• [Exercise materials]
========
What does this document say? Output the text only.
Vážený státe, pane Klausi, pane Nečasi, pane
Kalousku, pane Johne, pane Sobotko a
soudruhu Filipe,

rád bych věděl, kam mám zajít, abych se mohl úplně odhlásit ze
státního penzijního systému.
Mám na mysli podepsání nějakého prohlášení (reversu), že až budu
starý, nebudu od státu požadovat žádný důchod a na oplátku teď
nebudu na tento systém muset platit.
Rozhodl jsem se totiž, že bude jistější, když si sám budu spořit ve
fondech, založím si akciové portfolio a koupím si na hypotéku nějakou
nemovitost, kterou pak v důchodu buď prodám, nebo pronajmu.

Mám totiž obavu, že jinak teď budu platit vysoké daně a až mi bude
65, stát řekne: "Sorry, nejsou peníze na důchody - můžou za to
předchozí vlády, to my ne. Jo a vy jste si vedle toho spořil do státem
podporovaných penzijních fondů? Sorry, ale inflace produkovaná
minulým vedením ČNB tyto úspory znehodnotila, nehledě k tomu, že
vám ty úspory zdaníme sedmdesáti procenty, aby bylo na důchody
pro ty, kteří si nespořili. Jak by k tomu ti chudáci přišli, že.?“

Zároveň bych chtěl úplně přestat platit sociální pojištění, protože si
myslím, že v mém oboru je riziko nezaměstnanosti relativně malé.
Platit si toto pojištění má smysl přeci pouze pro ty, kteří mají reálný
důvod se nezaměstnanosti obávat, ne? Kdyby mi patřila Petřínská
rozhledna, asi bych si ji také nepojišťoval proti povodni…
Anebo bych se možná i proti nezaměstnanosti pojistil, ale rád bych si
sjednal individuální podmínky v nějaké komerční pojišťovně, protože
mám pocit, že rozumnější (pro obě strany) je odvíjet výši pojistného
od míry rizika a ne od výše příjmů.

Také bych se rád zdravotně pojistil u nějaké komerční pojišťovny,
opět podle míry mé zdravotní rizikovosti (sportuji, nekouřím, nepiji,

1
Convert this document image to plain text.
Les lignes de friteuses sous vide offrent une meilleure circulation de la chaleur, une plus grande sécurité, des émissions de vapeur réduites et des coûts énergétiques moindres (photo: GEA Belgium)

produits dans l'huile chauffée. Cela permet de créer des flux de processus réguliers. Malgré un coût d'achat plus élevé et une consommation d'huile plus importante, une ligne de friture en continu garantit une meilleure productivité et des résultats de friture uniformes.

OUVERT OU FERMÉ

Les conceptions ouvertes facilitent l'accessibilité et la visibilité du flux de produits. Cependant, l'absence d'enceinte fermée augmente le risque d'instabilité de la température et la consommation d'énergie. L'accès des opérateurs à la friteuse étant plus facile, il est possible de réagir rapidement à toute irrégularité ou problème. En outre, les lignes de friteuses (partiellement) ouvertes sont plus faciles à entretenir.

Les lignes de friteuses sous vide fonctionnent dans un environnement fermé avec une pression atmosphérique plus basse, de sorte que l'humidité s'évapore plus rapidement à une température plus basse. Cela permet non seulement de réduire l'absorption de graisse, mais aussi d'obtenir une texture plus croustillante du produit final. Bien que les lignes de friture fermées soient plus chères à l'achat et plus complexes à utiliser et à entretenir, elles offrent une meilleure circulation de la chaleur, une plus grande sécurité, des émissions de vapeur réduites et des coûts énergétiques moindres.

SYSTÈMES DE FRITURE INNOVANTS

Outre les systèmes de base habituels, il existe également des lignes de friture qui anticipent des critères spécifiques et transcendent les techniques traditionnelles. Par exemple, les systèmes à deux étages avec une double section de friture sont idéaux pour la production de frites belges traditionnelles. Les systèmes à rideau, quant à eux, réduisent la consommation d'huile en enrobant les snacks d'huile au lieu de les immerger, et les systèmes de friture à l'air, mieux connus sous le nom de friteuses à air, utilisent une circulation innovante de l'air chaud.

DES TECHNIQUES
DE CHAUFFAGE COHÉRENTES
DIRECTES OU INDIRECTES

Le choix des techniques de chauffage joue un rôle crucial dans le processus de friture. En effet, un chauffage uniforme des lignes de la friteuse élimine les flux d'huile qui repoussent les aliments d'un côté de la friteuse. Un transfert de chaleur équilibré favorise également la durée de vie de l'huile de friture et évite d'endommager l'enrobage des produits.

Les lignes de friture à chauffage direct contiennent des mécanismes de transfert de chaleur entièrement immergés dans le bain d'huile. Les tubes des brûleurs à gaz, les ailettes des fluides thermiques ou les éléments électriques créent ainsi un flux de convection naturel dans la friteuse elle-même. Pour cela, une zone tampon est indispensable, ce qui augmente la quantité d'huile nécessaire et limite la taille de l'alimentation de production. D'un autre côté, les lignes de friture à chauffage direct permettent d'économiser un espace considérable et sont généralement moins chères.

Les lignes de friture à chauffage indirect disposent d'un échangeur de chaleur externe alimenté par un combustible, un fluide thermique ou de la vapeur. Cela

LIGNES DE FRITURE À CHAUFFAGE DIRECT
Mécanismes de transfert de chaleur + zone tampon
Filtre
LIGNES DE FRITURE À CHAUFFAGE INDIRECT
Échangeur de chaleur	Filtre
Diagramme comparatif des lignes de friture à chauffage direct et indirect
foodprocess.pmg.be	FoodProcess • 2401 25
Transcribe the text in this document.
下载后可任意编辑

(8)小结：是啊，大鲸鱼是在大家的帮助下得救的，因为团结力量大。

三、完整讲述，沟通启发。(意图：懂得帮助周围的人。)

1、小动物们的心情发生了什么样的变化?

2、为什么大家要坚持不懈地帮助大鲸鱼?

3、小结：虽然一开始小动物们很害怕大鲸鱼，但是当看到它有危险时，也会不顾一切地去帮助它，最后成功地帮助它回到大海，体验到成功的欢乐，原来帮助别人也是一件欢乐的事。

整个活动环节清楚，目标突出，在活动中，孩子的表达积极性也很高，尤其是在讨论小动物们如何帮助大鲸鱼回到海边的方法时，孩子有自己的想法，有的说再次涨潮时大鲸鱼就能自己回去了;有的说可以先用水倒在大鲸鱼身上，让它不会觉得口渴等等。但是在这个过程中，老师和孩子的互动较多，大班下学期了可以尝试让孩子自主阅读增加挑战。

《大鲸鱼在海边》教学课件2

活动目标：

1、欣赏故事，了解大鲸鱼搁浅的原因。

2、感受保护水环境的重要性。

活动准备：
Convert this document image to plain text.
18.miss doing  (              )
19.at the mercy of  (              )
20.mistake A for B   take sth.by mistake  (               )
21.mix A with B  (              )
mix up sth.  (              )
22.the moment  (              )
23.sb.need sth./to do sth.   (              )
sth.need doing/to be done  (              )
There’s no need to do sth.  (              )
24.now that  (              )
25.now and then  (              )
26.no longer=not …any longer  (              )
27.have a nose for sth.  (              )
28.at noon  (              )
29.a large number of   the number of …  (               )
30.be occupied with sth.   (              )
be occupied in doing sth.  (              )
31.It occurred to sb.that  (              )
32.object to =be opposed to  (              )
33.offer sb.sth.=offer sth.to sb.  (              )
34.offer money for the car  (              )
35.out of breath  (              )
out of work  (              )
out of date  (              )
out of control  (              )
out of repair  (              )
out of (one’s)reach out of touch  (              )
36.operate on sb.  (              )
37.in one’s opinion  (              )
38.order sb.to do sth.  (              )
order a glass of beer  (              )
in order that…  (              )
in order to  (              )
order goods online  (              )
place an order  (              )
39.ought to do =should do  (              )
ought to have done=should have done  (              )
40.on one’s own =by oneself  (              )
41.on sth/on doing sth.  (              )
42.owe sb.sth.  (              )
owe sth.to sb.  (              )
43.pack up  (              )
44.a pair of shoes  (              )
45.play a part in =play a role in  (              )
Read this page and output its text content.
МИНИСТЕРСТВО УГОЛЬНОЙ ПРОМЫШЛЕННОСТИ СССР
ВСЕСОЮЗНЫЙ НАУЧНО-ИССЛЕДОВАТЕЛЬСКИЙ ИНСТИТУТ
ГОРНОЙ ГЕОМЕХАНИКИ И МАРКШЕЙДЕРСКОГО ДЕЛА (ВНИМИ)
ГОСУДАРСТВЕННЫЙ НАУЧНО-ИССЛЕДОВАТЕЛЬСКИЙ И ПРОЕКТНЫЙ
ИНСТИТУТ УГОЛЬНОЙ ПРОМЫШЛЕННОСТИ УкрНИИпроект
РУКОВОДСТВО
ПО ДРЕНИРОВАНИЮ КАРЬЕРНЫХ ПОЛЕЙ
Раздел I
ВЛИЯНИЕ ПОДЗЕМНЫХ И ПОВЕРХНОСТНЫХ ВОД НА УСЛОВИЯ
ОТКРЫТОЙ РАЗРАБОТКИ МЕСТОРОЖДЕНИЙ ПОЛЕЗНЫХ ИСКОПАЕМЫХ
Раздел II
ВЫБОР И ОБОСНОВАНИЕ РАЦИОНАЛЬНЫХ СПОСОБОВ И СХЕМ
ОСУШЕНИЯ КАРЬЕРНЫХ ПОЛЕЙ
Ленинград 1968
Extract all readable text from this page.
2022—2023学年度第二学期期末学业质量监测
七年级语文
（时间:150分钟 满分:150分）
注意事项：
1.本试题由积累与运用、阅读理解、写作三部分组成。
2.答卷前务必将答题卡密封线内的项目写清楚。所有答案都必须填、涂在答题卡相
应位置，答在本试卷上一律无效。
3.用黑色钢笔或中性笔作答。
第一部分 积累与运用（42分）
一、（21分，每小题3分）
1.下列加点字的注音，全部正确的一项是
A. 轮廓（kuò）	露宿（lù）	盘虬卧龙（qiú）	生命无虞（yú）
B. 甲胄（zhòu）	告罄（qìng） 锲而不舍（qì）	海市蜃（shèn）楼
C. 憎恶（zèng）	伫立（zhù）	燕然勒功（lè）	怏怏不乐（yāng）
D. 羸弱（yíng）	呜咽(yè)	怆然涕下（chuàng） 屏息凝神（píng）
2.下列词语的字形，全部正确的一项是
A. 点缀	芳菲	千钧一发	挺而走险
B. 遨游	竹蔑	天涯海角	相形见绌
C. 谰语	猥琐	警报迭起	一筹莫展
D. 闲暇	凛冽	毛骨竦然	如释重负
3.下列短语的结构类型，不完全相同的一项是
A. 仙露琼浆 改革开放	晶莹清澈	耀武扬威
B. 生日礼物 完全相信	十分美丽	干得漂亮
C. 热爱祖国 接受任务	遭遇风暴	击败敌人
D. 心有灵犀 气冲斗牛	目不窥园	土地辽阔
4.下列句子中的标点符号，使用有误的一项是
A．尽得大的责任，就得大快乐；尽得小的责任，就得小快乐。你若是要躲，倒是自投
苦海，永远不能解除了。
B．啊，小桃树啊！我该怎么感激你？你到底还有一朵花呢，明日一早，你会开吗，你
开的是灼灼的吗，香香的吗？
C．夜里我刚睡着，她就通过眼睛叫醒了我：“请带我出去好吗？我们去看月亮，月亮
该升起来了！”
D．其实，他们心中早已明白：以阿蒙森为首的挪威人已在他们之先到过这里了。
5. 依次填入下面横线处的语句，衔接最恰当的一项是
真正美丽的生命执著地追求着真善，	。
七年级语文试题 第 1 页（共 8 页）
========
• [Required work] Work out the number of lines in this listing that include the word "nebudu". Reply with that number only.

• [Written answer] 2